Lompat ke konten Lompat ke sidebar Lompat ke footer

Widget Atas Posting

Jejak Sejarah Glodok Pancoran (China Town): Pusat Budaya di Jakarta

Pada Senin, 18 November 2024, mahasiswa Universitas Mercu Buana melaksanakan kunjungan edukatif ke kawasan Chinatown di Glodok, Jakarta. Kegiatan ini dipimpin oleh dosen pembimbing, Ibu Rosmawaty Hilderiah P., Dr., S.Sos., MT, sebagai bagian dari upaya untuk lebih memahami sejarah dan keragaman budaya di salah satu kawasan pecinan tertua di Jakarta.

Selama kunjungan, mahasiswa mendapatkan arahan langsung dari seorang pemandu wisata profesional yang berasal dari Chinatown Glodok. Pemandu tersebut memberikan penjelasan yang mendalam mengenai sejarah kawasan ini

Salah satu mahasiswa mengungkapkan bahwa pengalaman ini sangat memperluas perspektif mereka tentang pentingnya menjaga keharmonisan di tengah keragaman. “Penjelasan dari pemandu sangat rinci, dan kami jadi lebih mengerti bagaimana tradisi dan modernitas dapat hidup berdampingan di daerah Glodok China town. Ini adalah pengalaman belajar yang sangat berharga, khususnya kami sebagai Mahasiswa” ujar salah satu mahasiswa. Berikut hasil pengalaman belajar yang tuangkan dalam tulisan.


Jejak Sejarah Glodok Pancoran (China Town):

Pusat Budaya di Jakarta




Kawasan Glodok Pancoran, Chinatown, Jakarta Barat (18/11/2024).

Jakarta – Glodok merupakan salah satu tempat yang ramai dikunjungi wisatawan. Mulai dari wisatawan dari berbagai daerah, sepanjang Sabang sampai Merauke hingga wisatawan mancanegara mengunjungi Jakarta, tepatnya destinasi wisata di Glodok, Jakarta Barat.

Ketentuan Tugas -
A – Salin ulang seluruh bagian kutipan halaman, mulai dari "Salah satu mahasiswa mengungkapkan" terus ke bawah hingga "Glodok, Jakarta Barat.".
B – Menurut kutipan halaman, pada hari dan tanggal berapa mahasiswa Universitas Mercu Buana berkunjung ke kawasan Chinatown di Glodok?

Entri dataset -
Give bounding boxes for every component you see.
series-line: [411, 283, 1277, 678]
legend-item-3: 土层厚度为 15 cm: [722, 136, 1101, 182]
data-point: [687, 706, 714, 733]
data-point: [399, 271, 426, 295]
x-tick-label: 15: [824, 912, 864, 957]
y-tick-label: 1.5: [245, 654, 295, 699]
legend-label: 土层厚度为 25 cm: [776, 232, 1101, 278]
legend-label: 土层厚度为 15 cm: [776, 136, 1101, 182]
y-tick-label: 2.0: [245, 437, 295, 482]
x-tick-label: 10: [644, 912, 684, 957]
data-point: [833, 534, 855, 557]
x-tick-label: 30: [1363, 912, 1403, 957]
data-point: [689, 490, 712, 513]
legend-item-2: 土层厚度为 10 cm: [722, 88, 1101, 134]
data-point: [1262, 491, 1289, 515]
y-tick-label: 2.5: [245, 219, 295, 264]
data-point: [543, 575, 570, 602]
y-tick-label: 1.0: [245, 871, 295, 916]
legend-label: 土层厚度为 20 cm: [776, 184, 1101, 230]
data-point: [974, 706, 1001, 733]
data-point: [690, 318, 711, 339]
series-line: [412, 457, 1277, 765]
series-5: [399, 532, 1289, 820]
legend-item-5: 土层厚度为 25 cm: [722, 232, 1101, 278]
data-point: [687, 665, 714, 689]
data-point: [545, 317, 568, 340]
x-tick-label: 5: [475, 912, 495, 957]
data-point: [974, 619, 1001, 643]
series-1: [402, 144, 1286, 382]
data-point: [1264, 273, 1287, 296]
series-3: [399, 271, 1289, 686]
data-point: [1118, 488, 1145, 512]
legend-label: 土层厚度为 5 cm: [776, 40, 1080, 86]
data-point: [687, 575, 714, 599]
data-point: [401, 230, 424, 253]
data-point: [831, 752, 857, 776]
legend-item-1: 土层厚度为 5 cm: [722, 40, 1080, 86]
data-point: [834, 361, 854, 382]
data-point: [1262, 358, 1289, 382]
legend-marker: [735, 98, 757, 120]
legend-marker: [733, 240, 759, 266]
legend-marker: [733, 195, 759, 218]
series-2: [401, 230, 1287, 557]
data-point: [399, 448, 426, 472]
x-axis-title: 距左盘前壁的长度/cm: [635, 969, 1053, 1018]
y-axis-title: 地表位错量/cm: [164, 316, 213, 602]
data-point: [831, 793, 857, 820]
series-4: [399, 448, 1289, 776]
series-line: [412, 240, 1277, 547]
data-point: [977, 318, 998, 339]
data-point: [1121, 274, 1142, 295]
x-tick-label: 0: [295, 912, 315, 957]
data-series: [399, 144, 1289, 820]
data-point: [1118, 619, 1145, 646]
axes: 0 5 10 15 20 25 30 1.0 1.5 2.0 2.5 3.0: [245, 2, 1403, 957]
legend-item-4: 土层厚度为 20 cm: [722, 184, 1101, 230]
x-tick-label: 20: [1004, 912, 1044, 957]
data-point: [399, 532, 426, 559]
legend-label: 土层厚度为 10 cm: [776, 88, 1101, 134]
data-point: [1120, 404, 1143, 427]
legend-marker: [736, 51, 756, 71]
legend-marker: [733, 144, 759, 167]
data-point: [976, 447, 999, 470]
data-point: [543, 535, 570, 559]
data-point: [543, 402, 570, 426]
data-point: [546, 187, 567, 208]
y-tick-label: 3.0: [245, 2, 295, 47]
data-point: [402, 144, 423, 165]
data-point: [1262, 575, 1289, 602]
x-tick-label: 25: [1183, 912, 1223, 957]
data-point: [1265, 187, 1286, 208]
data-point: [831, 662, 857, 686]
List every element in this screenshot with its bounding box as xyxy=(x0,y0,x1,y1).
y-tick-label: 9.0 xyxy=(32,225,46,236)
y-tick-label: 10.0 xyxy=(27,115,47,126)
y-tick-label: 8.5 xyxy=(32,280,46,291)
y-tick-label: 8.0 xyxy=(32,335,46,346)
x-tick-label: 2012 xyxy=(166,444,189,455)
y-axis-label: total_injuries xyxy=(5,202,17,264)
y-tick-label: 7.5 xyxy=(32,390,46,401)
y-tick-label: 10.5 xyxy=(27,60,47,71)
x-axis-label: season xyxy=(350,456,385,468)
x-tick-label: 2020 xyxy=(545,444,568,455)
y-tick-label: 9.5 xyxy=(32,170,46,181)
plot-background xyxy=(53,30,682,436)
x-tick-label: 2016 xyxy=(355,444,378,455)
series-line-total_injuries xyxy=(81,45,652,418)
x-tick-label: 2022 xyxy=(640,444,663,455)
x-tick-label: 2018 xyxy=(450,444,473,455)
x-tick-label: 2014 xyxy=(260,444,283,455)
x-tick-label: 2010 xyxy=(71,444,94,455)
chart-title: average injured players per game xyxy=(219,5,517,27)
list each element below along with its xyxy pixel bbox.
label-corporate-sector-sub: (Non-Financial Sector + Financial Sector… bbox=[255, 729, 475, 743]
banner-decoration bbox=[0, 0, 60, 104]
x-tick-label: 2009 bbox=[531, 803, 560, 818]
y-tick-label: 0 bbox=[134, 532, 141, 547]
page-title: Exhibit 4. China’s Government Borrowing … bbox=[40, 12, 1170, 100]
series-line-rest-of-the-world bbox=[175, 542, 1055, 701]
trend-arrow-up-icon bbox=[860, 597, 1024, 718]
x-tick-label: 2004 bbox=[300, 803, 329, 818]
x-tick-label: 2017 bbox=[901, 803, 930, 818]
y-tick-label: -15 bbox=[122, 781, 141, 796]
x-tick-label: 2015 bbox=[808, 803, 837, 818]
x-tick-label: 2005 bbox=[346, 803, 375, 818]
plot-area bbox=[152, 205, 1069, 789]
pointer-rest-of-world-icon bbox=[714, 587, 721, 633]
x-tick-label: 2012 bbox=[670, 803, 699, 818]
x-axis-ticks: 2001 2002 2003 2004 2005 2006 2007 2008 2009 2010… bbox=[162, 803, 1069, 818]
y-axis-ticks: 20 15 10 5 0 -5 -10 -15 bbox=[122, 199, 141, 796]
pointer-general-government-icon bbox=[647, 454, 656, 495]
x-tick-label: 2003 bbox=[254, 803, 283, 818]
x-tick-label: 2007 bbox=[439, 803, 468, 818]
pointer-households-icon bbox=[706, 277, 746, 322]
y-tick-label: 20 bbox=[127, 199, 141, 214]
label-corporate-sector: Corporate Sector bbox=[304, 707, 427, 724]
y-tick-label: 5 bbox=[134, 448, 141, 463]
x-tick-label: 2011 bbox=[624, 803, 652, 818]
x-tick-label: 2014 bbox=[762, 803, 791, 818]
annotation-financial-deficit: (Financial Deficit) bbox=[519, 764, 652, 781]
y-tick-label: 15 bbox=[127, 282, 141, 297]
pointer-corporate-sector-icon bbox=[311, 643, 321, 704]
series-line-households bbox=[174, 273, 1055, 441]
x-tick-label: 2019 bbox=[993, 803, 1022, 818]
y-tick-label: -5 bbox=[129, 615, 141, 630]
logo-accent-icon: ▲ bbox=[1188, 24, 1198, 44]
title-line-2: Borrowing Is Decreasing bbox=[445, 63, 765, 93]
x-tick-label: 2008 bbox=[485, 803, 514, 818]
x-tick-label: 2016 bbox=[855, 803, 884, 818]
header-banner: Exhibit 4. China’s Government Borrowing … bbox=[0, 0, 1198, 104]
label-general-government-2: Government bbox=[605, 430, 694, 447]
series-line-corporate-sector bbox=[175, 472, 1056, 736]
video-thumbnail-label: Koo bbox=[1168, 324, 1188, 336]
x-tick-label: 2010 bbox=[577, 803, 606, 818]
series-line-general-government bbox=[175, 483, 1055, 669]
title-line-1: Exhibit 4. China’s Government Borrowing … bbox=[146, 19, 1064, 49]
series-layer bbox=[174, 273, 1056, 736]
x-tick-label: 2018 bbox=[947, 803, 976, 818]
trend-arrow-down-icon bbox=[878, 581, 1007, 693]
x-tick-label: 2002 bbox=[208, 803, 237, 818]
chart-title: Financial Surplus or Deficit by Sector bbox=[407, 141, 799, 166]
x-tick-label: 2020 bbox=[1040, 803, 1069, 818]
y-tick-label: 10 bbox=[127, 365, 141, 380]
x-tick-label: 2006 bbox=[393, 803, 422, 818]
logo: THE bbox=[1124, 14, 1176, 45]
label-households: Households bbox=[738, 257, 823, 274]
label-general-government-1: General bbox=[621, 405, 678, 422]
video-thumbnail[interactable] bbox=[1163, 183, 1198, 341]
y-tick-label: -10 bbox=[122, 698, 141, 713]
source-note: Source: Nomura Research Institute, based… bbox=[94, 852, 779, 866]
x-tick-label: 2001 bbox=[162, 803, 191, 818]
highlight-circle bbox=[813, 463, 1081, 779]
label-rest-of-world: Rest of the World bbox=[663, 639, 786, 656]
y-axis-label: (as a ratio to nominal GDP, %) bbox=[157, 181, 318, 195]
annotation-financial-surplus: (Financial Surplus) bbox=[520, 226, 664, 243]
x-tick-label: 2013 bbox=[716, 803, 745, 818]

Jawaban Tertulis -
A –
Salah satu mahasiswa mengungkapkan bahwa pengalaman ini sangat memperluas perspektif mereka tentang pentingnya menjaga keharmonisan di tengah keragaman. “Penjelasan dari pemandu sangat rinci, dan kami jadi lebih mengerti bagaimana tradisi dan modernitas dapat hidup berdampingan di daerah Glodok China town. Ini adalah pengalaman belajar yang sangat berharga, khususnya kami sebagai Mahasiswa” ujar salah satu mahasiswa. Berikut hasil pengalaman belajar yang tuangkan dalam tulisan.


Jejak Sejarah Glodok Pancoran (China Town):

Pusat Budaya di Jakarta




Kawasan Glodok Pancoran, Chinatown, Jakarta Barat (18/11/2024).

Jakarta – Glodok merupakan salah satu tempat yang ramai dikunjungi wisatawan. Mulai dari wisatawan dari berbagai daerah, sepanjang Sabang sampai Merauke hingga wisatawan mancanegara mengunjungi Jakarta, tepatnya destinasi wisata di Glodok, Jakarta Barat.

B – Senin, 18 November 2024.